— Start Record excerpts —
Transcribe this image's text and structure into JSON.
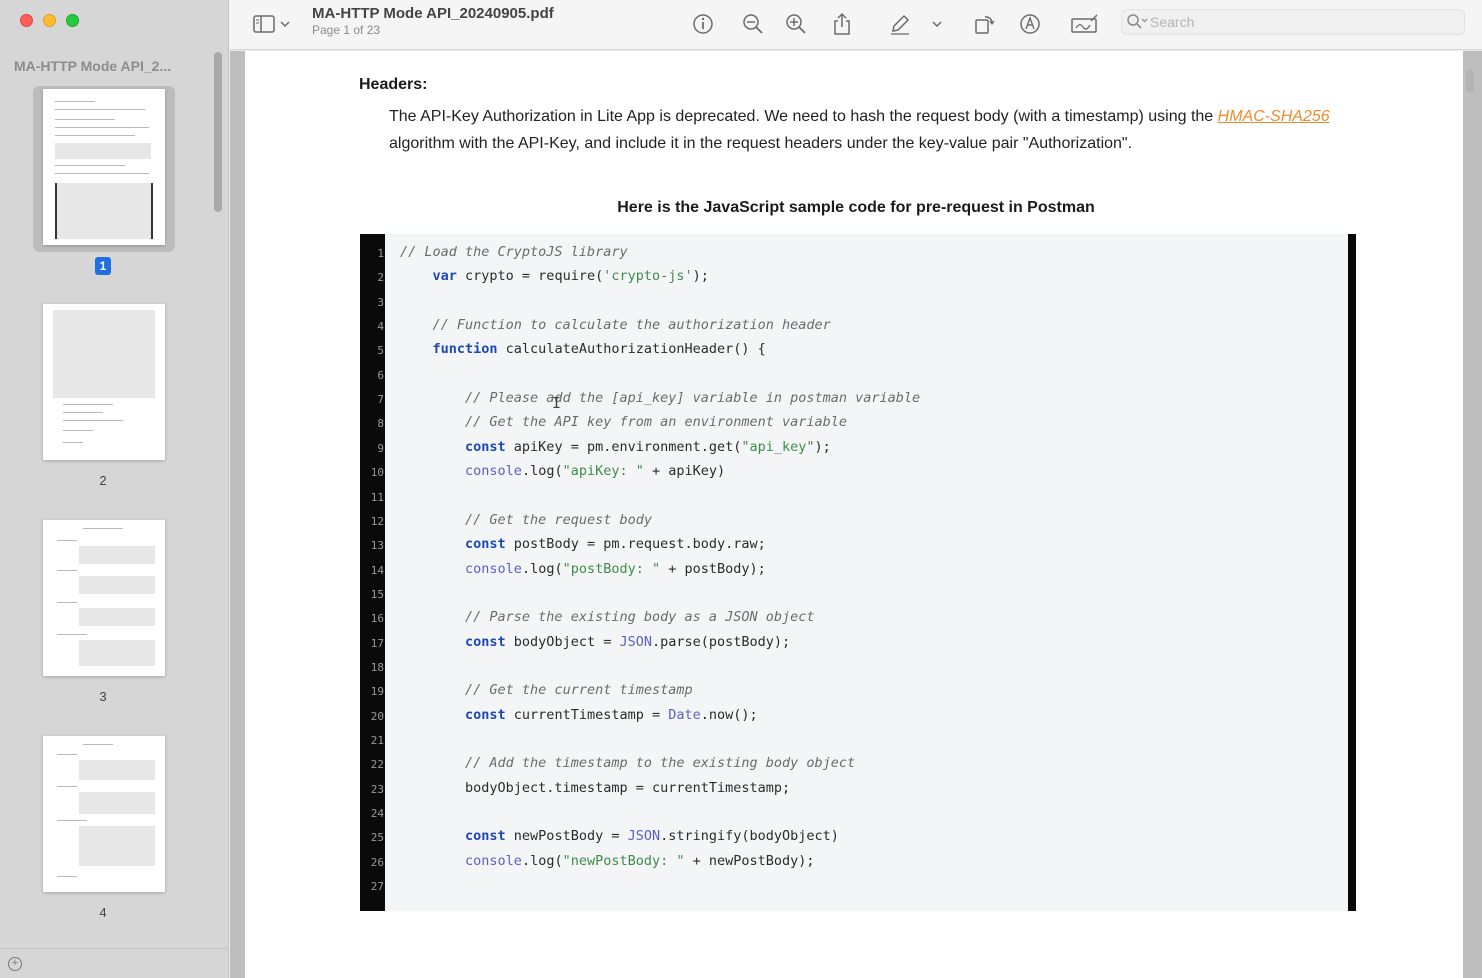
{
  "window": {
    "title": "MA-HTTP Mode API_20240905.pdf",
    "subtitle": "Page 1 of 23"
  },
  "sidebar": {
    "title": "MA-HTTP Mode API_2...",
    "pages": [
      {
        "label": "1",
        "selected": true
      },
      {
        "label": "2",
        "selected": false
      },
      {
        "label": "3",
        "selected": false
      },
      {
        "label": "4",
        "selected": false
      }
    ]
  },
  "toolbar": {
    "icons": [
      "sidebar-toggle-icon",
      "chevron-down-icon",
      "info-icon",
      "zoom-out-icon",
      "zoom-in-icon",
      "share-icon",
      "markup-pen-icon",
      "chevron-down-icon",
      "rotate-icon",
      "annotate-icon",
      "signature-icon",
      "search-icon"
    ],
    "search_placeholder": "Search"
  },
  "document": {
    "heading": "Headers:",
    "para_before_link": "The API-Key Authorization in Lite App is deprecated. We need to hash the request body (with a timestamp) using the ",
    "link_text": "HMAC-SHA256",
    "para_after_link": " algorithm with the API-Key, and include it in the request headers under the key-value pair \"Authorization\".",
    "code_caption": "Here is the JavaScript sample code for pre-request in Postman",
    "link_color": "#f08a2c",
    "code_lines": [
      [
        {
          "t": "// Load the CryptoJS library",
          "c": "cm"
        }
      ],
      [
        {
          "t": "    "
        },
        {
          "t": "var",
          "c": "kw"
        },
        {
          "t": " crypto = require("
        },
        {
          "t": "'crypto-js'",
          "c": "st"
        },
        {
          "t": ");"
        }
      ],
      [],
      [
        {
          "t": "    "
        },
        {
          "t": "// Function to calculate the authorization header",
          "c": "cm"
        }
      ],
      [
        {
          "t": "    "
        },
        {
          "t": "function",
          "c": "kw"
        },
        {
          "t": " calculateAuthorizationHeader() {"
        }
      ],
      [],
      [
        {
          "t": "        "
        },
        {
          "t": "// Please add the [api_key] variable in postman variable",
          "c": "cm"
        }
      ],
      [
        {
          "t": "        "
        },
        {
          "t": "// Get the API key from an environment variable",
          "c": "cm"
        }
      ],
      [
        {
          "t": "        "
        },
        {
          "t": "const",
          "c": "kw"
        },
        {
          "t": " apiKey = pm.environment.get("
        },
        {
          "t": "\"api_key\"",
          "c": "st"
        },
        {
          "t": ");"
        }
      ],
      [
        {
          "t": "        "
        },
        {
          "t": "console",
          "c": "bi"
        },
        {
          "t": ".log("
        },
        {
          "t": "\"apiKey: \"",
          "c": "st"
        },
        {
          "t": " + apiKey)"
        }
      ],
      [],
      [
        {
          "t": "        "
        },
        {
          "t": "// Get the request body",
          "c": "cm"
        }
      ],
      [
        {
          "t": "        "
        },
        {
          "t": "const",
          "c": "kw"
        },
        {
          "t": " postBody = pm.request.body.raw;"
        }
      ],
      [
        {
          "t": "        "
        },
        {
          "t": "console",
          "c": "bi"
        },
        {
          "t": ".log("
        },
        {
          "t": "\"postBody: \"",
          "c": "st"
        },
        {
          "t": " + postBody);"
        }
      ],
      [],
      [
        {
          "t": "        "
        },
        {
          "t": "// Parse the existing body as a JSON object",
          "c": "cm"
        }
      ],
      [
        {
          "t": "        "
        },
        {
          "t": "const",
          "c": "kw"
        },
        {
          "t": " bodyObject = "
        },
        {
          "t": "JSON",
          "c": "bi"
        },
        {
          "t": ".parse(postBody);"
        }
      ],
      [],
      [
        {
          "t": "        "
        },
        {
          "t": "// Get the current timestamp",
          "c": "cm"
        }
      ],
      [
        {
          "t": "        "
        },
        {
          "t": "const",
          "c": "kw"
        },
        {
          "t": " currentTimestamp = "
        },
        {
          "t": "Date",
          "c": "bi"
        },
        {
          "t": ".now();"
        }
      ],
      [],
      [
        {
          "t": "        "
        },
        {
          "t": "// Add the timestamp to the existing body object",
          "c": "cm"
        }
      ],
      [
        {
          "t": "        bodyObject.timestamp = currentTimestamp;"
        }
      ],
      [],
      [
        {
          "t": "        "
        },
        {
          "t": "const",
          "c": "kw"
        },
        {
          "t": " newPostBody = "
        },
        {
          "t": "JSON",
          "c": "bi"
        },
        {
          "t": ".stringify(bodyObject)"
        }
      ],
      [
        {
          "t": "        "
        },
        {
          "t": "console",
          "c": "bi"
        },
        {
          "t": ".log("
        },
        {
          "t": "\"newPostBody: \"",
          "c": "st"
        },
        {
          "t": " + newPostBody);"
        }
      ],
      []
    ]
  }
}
— End Record excerpts —
Stated exercise:
Copy the whole of the material above exactly, but not its images.

Correct answer:
Transcribe this image's text and structure into JSON.
{
  "window": {
    "title": "MA-HTTP Mode API_20240905.pdf",
    "subtitle": "Page 1 of 23"
  },
  "sidebar": {
    "title": "MA-HTTP Mode API_2...",
    "pages": [
      {
        "label": "1",
        "selected": true
      },
      {
        "label": "2",
        "selected": false
      },
      {
        "label": "3",
        "selected": false
      },
      {
        "label": "4",
        "selected": false
      }
    ]
  },
  "toolbar": {
    "icons": [
      "sidebar-toggle-icon",
      "chevron-down-icon",
      "info-icon",
      "zoom-out-icon",
      "zoom-in-icon",
      "share-icon",
      "markup-pen-icon",
      "chevron-down-icon",
      "rotate-icon",
      "annotate-icon",
      "signature-icon",
      "search-icon"
    ],
    "search_placeholder": "Search"
  },
  "document": {
    "heading": "Headers:",
    "para_before_link": "The API-Key Authorization in Lite App is deprecated. We need to hash the request body (with a timestamp) using the ",
    "link_text": "HMAC-SHA256",
    "para_after_link": " algorithm with the API-Key, and include it in the request headers under the key-value pair \"Authorization\".",
    "code_caption": "Here is the JavaScript sample code for pre-request in Postman",
    "link_color": "#f08a2c",
    "code_lines": [
      [
        {
          "t": "// Load the CryptoJS library",
          "c": "cm"
        }
      ],
      [
        {
          "t": "    "
        },
        {
          "t": "var",
          "c": "kw"
        },
        {
          "t": " crypto = require("
        },
        {
          "t": "'crypto-js'",
          "c": "st"
        },
        {
          "t": ");"
        }
      ],
      [],
      [
        {
          "t": "    "
        },
        {
          "t": "// Function to calculate the authorization header",
          "c": "cm"
        }
      ],
      [
        {
          "t": "    "
        },
        {
          "t": "function",
          "c": "kw"
        },
        {
          "t": " calculateAuthorizationHeader() {"
        }
      ],
      [],
      [
        {
          "t": "        "
        },
        {
          "t": "// Please add the [api_key] variable in postman variable",
          "c": "cm"
        }
      ],
      [
        {
          "t": "        "
        },
        {
          "t": "// Get the API key from an environment variable",
          "c": "cm"
        }
      ],
      [
        {
          "t": "        "
        },
        {
          "t": "const",
          "c": "kw"
        },
        {
          "t": " apiKey = pm.environment.get("
        },
        {
          "t": "\"api_key\"",
          "c": "st"
        },
        {
          "t": ");"
        }
      ],
      [
        {
          "t": "        "
        },
        {
          "t": "console",
          "c": "bi"
        },
        {
          "t": ".log("
        },
        {
          "t": "\"apiKey: \"",
          "c": "st"
        },
        {
          "t": " + apiKey)"
        }
      ],
      [],
      [
        {
          "t": "        "
        },
        {
          "t": "// Get the request body",
          "c": "cm"
        }
      ],
      [
        {
          "t": "        "
        },
        {
          "t": "const",
          "c": "kw"
        },
        {
          "t": " postBody = pm.request.body.raw;"
        }
      ],
      [
        {
          "t": "        "
        },
        {
          "t": "console",
          "c": "bi"
        },
        {
          "t": ".log("
        },
        {
          "t": "\"postBody: \"",
          "c": "st"
        },
        {
          "t": " + postBody);"
        }
      ],
      [],
      [
        {
          "t": "        "
        },
        {
          "t": "// Parse the existing body as a JSON object",
          "c": "cm"
        }
      ],
      [
        {
          "t": "        "
        },
        {
          "t": "const",
          "c": "kw"
        },
        {
          "t": " bodyObject = "
        },
        {
          "t": "JSON",
          "c": "bi"
        },
        {
          "t": ".parse(postBody);"
        }
      ],
      [],
      [
        {
          "t": "        "
        },
        {
          "t": "// Get the current timestamp",
          "c": "cm"
        }
      ],
      [
        {
          "t": "        "
        },
        {
          "t": "const",
          "c": "kw"
        },
        {
          "t": " currentTimestamp = "
        },
        {
          "t": "Date",
          "c": "bi"
        },
        {
          "t": ".now();"
        }
      ],
      [],
      [
        {
          "t": "        "
        },
        {
          "t": "// Add the timestamp to the existing body object",
          "c": "cm"
        }
      ],
      [
        {
          "t": "        bodyObject.timestamp = currentTimestamp;"
        }
      ],
      [],
      [
        {
          "t": "        "
        },
        {
          "t": "const",
          "c": "kw"
        },
        {
          "t": " newPostBody = "
        },
        {
          "t": "JSON",
          "c": "bi"
        },
        {
          "t": ".stringify(bodyObject)"
        }
      ],
      [
        {
          "t": "        "
        },
        {
          "t": "console",
          "c": "bi"
        },
        {
          "t": ".log("
        },
        {
          "t": "\"newPostBody: \"",
          "c": "st"
        },
        {
          "t": " + newPostBody);"
        }
      ],
      []
    ]
  }
}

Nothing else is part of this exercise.